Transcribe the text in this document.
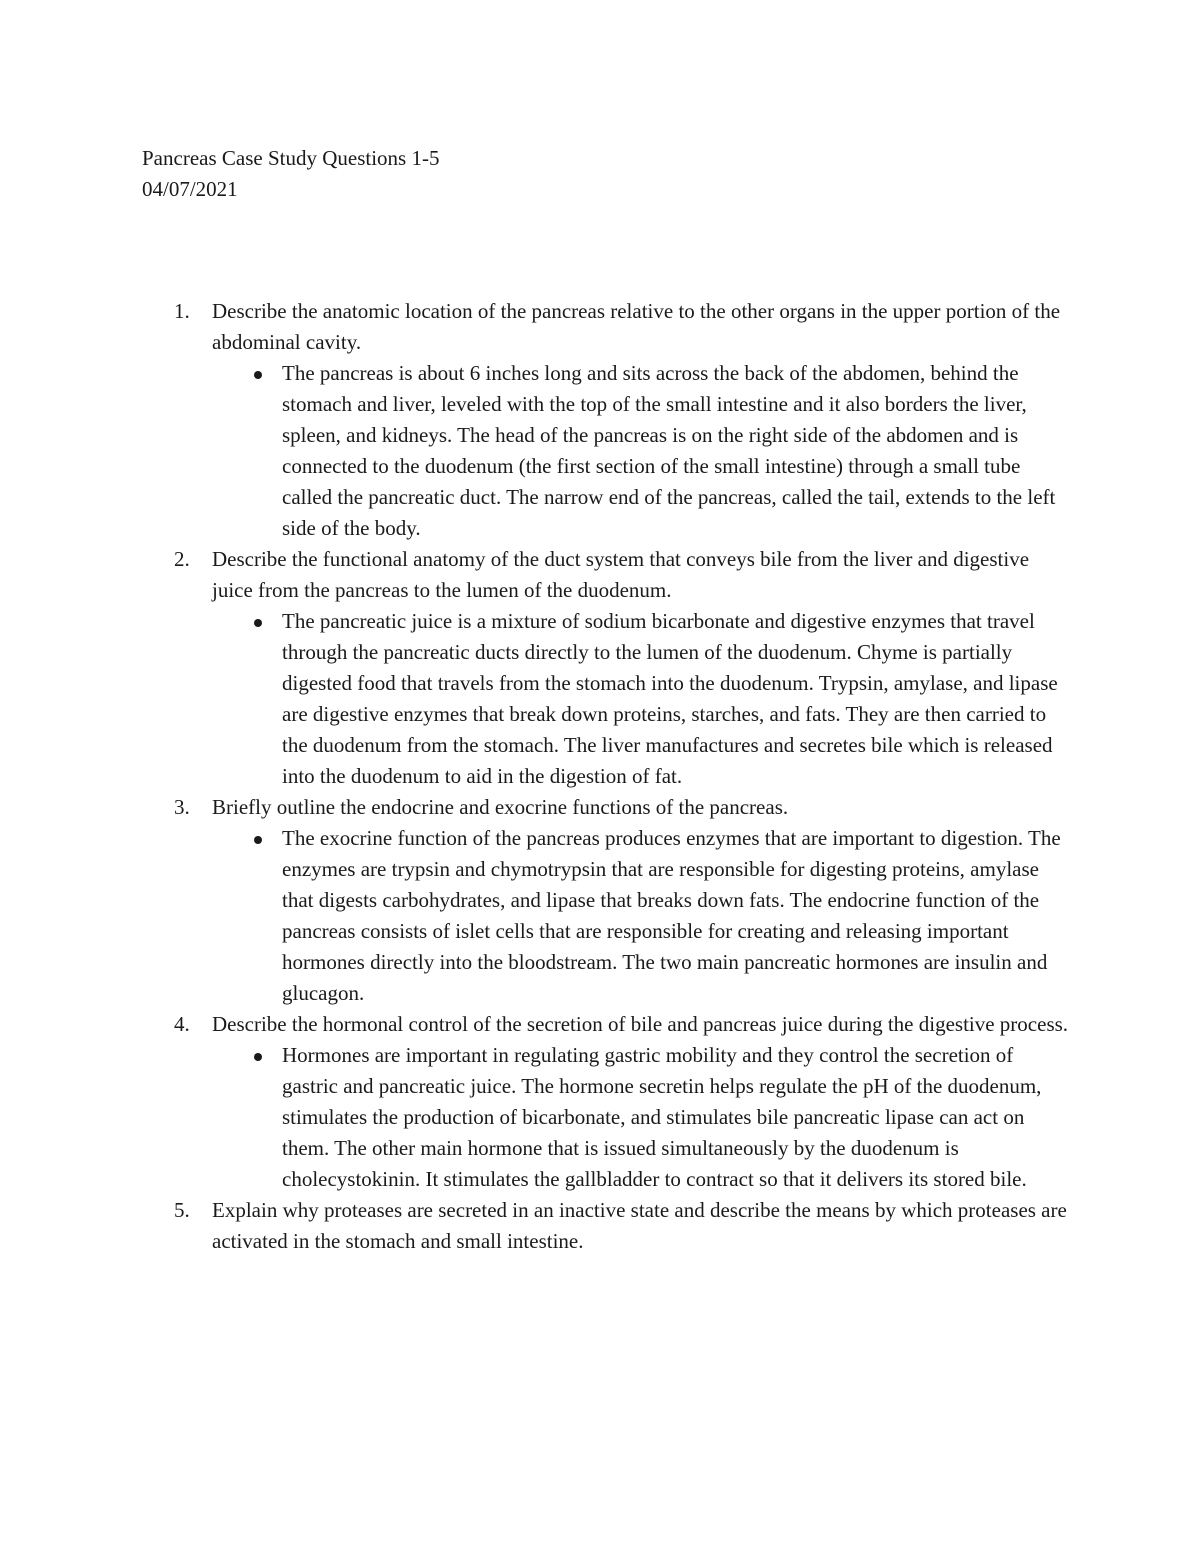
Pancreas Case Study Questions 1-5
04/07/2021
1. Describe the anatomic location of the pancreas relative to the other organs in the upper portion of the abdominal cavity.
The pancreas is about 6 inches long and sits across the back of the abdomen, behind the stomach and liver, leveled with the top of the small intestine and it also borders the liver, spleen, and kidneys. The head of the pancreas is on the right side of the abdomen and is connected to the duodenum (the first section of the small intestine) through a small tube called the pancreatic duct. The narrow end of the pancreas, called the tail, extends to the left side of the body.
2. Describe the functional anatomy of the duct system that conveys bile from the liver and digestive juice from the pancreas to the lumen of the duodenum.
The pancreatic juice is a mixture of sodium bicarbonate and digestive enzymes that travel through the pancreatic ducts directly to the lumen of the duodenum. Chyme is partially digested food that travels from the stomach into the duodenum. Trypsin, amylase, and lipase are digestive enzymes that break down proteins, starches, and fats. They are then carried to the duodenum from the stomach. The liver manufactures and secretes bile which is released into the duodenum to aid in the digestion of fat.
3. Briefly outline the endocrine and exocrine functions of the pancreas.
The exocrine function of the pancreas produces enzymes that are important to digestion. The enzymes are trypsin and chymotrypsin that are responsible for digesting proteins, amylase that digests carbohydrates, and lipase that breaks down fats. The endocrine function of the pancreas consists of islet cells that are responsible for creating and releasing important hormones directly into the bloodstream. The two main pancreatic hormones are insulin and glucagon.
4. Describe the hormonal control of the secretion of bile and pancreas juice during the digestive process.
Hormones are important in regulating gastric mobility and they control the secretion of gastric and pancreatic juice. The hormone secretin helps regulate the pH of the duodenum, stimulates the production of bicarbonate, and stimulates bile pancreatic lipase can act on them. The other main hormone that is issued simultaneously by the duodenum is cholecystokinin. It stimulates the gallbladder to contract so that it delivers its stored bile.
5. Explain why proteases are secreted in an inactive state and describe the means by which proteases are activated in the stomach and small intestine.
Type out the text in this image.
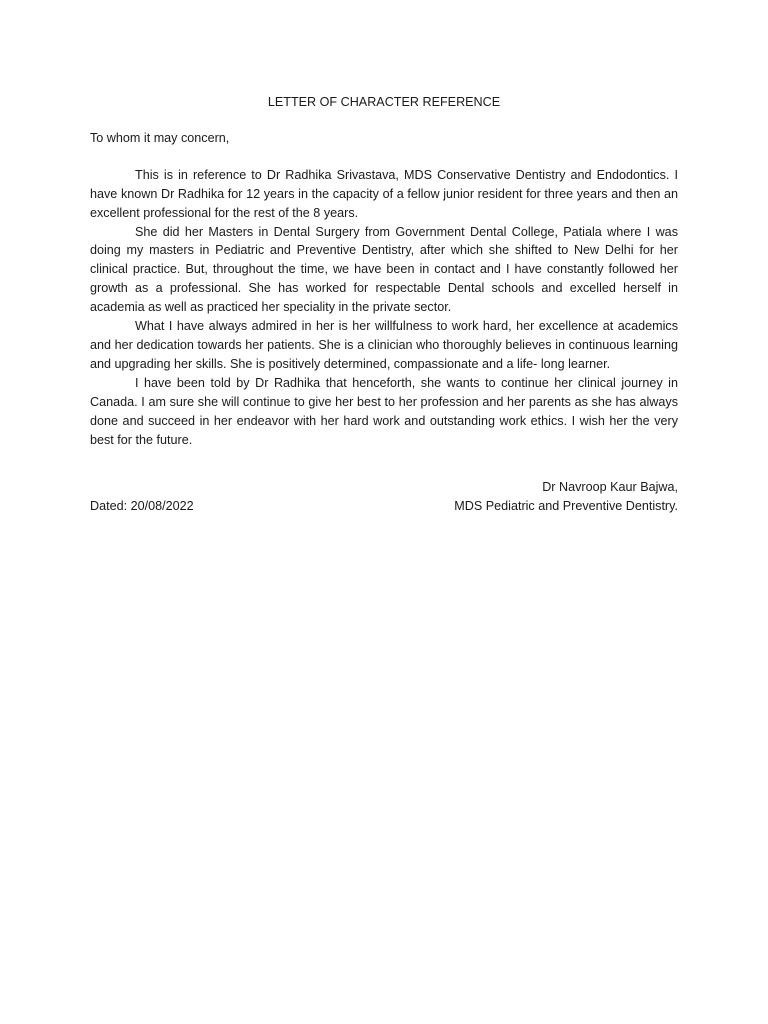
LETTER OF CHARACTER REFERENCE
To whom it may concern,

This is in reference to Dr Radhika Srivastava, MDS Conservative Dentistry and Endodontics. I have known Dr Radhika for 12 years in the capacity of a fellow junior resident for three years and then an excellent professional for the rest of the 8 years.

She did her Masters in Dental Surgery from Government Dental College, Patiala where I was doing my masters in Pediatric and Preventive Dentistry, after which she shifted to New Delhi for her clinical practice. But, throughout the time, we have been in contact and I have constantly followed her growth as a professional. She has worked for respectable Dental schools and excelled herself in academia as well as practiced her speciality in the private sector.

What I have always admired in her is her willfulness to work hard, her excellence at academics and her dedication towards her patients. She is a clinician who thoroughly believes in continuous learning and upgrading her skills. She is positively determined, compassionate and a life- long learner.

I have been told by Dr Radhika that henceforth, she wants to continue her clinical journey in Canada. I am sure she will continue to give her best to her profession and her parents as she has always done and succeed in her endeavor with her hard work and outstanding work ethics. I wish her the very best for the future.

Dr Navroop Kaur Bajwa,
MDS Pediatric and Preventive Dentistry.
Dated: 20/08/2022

────────────────────────────────────────

BRIEF: When a line contains the string "control", count that line; once every line of the records has been checked, state the count alone.

SOLUTION FOR THIS TASK: 2